Give the data below again, word for word.

== Data to use

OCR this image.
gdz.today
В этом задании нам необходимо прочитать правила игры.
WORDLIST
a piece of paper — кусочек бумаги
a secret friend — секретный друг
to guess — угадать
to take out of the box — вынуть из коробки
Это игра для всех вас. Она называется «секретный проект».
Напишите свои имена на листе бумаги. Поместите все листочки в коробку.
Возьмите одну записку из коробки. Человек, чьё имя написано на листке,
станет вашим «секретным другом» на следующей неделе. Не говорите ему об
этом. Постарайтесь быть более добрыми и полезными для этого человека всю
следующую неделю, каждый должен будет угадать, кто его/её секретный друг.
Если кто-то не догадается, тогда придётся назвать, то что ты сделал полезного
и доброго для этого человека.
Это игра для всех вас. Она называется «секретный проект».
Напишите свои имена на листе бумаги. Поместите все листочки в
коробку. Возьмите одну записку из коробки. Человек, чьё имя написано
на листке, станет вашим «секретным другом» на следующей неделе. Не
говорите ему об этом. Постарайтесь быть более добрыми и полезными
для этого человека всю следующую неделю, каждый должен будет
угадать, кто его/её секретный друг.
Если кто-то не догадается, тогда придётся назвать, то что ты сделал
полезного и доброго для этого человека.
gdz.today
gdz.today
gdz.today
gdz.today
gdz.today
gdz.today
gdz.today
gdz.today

====

# [Result]
OCR this image.
gdz.today
В этом задании нам необходимо прочитать правила игры.
WORDLIST
a piece of paper — кусочек бумаги
a secret friend — секретный друг
to guess — угадать
to take out of the box — вынуть из коробки
Это игра для всех вас. Она называется «секретный проект».
Напишите свои имена на листе бумаги. Поместите все листочки в коробку.
Возьмите одну записку из коробки. Человек, чьё имя написано на листке,
станет вашим «секретным другом» на следующей неделе. Не говорите ему об
этом. Постарайтесь быть более добрыми и полезными для этого человека всю
следующую неделю, каждый должен будет угадать, кто его/её секретный друг.
Если кто-то не догадается, тогда придётся назвать, то что ты сделал полезного
и доброго для этого человека.
Это игра для всех вас. Она называется «секретный проект».
Напишите свои имена на листе бумаги. Поместите все листочки в
коробку. Возьмите одну записку из коробки. Человек, чьё имя написано
на листке, станет вашим «секретным другом» на следующей неделе. Не
говорите ему об этом. Постарайтесь быть более добрыми и полезными
для этого человека всю следующую неделю, каждый должен будет
угадать, кто его/её секретный друг.
Если кто-то не догадается, тогда придётся назвать, то что ты сделал
полезного и доброго для этого человека.
gdz.today
gdz.today
gdz.today
gdz.today
gdz.today
gdz.today
gdz.today
gdz.today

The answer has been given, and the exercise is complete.